***** Extracted records

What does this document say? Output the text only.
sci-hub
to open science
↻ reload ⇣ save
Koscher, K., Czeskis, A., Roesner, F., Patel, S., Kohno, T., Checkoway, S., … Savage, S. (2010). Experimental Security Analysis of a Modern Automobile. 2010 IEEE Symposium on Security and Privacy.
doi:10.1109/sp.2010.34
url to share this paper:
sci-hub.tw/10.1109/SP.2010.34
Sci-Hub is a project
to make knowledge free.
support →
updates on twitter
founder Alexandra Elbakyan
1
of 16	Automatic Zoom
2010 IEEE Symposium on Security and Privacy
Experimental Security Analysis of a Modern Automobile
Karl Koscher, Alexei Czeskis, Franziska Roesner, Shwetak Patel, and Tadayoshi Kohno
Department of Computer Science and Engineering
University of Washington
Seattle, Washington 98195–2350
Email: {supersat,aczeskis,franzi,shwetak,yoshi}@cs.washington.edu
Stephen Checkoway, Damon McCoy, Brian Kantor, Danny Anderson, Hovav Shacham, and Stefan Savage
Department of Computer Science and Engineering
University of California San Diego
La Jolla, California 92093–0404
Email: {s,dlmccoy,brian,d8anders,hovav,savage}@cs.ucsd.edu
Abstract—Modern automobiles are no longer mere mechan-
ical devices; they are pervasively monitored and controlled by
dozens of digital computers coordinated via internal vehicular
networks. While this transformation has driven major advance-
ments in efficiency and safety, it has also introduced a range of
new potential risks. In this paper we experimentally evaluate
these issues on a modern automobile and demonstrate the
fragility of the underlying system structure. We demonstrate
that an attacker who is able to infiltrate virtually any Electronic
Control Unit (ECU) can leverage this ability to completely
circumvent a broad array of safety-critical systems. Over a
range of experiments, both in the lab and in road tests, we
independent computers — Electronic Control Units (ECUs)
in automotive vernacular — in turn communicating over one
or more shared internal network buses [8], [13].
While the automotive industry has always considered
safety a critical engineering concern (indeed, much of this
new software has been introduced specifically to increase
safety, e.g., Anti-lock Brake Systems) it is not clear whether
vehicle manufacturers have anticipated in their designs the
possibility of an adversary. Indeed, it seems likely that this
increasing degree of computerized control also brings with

**********

**Work instructions:** Would you restate each of the entries word for word?

**Task solution:**
What does this document say? Output the text only.
sci-hub
to open science
↻ reload ⇣ save
Koscher, K., Czeskis, A., Roesner, F., Patel, S., Kohno, T., Checkoway, S., … Savage, S. (2010). Experimental Security Analysis of a Modern Automobile. 2010 IEEE Symposium on Security and Privacy.
doi:10.1109/sp.2010.34
url to share this paper:
sci-hub.tw/10.1109/SP.2010.34
Sci-Hub is a project
to make knowledge free.
support →
updates on twitter
founder Alexandra Elbakyan
1
of 16	Automatic Zoom
2010 IEEE Symposium on Security and Privacy
Experimental Security Analysis of a Modern Automobile
Karl Koscher, Alexei Czeskis, Franziska Roesner, Shwetak Patel, and Tadayoshi Kohno
Department of Computer Science and Engineering
University of Washington
Seattle, Washington 98195–2350
Email: {supersat,aczeskis,franzi,shwetak,yoshi}@cs.washington.edu
Stephen Checkoway, Damon McCoy, Brian Kantor, Danny Anderson, Hovav Shacham, and Stefan Savage
Department of Computer Science and Engineering
University of California San Diego
La Jolla, California 92093–0404
Email: {s,dlmccoy,brian,d8anders,hovav,savage}@cs.ucsd.edu
Abstract—Modern automobiles are no longer mere mechan-
ical devices; they are pervasively monitored and controlled by
dozens of digital computers coordinated via internal vehicular
networks. While this transformation has driven major advance-
ments in efficiency and safety, it has also introduced a range of
new potential risks. In this paper we experimentally evaluate
these issues on a modern automobile and demonstrate the
fragility of the underlying system structure. We demonstrate
that an attacker who is able to infiltrate virtually any Electronic
Control Unit (ECU) can leverage this ability to completely
circumvent a broad array of safety-critical systems. Over a
range of experiments, both in the lab and in road tests, we
independent computers — Electronic Control Units (ECUs)
in automotive vernacular — in turn communicating over one
or more shared internal network buses [8], [13].
While the automotive industry has always considered
safety a critical engineering concern (indeed, much of this
new software has been introduced specifically to increase
safety, e.g., Anti-lock Brake Systems) it is not clear whether
vehicle manufacturers have anticipated in their designs the
possibility of an adversary. Indeed, it seems likely that this
increasing degree of computerized control also brings with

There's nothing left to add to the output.